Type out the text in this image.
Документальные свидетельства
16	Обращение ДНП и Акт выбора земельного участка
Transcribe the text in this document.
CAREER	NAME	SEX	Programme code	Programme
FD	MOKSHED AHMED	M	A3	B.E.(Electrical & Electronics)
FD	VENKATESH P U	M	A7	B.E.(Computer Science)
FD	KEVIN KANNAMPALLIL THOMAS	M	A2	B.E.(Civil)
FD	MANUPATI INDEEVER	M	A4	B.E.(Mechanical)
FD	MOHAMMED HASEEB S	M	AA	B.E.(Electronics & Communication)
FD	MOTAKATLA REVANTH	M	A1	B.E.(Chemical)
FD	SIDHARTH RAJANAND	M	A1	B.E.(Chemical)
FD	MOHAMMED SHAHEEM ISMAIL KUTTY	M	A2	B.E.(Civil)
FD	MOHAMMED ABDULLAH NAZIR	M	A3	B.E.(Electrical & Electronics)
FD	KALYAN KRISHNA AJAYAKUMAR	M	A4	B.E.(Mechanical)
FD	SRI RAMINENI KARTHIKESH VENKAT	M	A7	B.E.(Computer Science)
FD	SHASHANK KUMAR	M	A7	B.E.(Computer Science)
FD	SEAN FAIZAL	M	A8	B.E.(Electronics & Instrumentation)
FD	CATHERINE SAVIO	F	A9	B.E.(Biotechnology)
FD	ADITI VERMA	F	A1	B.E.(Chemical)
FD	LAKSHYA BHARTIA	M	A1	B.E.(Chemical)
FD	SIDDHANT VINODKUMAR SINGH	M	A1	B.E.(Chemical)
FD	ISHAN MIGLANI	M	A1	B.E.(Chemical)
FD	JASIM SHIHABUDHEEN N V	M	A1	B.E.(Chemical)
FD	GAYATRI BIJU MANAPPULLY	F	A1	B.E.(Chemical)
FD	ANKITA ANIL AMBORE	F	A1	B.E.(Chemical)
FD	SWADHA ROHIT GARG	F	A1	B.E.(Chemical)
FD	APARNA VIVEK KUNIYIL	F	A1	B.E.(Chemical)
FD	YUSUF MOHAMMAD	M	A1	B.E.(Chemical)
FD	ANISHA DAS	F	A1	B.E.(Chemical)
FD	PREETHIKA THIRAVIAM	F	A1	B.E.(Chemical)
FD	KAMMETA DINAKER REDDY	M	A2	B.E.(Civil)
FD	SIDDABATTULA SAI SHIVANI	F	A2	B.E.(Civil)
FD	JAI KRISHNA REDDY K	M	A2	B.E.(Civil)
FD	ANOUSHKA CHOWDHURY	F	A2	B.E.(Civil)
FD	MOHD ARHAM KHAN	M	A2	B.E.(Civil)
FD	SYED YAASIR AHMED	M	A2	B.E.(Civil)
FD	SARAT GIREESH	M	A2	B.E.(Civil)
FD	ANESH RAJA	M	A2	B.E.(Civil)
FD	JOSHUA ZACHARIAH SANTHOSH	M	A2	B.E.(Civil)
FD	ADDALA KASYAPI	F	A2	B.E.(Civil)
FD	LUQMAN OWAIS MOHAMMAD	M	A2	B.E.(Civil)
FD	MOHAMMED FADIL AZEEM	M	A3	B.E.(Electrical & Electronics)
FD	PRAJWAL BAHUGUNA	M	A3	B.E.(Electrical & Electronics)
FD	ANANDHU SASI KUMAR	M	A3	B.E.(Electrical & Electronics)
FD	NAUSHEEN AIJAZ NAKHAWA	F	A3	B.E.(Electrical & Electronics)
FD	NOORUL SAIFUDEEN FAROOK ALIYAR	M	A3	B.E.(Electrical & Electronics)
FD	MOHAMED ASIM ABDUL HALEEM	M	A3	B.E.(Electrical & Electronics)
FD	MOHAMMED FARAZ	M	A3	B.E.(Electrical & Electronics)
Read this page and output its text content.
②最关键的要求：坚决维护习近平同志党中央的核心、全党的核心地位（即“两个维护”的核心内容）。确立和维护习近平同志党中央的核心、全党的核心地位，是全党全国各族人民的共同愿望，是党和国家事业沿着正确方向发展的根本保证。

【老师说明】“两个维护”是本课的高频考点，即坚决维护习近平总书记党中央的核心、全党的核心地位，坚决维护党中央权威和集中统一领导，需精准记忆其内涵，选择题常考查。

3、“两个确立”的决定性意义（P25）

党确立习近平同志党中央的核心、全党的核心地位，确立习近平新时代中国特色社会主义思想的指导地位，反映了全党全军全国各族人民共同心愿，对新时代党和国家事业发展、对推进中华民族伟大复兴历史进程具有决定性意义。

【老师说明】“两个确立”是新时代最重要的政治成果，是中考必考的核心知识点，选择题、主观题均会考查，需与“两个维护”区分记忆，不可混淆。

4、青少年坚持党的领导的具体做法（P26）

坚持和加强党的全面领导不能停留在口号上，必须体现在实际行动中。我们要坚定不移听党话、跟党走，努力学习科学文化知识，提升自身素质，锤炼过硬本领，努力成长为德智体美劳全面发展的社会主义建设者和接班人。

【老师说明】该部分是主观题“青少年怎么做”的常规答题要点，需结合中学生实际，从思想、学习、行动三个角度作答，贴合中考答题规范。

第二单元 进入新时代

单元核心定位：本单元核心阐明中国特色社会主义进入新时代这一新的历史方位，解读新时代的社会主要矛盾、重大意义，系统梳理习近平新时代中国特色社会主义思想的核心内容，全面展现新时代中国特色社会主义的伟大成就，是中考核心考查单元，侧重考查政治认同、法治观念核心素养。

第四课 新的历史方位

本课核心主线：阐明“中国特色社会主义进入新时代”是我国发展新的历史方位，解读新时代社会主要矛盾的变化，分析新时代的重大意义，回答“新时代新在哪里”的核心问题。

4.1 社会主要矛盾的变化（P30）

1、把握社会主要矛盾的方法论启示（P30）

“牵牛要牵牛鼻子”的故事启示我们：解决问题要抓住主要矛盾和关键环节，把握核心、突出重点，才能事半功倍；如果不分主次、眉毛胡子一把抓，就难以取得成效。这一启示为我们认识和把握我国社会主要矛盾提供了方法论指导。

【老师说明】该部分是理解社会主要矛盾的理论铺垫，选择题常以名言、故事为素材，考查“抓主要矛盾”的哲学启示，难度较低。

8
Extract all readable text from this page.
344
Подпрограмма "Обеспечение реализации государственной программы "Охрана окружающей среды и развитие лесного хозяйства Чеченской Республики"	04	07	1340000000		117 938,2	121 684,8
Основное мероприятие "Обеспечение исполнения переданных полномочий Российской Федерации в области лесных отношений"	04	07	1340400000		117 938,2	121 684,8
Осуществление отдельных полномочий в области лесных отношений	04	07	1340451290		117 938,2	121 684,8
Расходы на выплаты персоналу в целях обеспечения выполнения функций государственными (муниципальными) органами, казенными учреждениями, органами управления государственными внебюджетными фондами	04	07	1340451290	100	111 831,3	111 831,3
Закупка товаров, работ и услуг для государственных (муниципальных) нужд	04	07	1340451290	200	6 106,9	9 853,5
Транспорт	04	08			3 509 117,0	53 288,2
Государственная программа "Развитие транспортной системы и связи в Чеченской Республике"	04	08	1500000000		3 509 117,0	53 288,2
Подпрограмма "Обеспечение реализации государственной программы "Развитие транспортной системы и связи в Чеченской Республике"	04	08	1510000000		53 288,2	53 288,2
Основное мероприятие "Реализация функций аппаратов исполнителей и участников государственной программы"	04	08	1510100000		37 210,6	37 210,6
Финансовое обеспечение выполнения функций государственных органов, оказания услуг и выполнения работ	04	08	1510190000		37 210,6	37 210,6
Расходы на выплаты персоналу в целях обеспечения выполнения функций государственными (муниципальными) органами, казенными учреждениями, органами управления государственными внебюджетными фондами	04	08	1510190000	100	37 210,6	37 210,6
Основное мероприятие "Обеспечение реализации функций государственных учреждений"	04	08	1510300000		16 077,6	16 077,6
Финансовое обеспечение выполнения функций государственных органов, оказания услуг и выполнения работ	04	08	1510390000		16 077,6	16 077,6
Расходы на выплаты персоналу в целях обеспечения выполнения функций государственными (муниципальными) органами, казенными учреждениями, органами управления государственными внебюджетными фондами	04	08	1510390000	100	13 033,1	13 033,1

### Task to complete
From the entries above, copy every line where the word "внебюджетными" shows up.

### Solution
Расходы на выплаты персоналу в целях обеспечения выполнения функций государственными (муниципальными) органами, казенными учреждениями, органами управления государственными внебюджетными фондами	04	07	1340451290	100	111 831,3	111 831,3
Расходы на выплаты персоналу в целях обеспечения выполнения функций государственными (муниципальными) органами, казенными учреждениями, органами управления государственными внебюджетными фондами	04	08	1510190000	100	37 210,6	37 210,6
Расходы на выплаты персоналу в целях обеспечения выполнения функций государственными (муниципальными) органами, казенными учреждениями, органами управления государственными внебюджетными фондами	04	08	1510390000	100	13 033,1	13 033,1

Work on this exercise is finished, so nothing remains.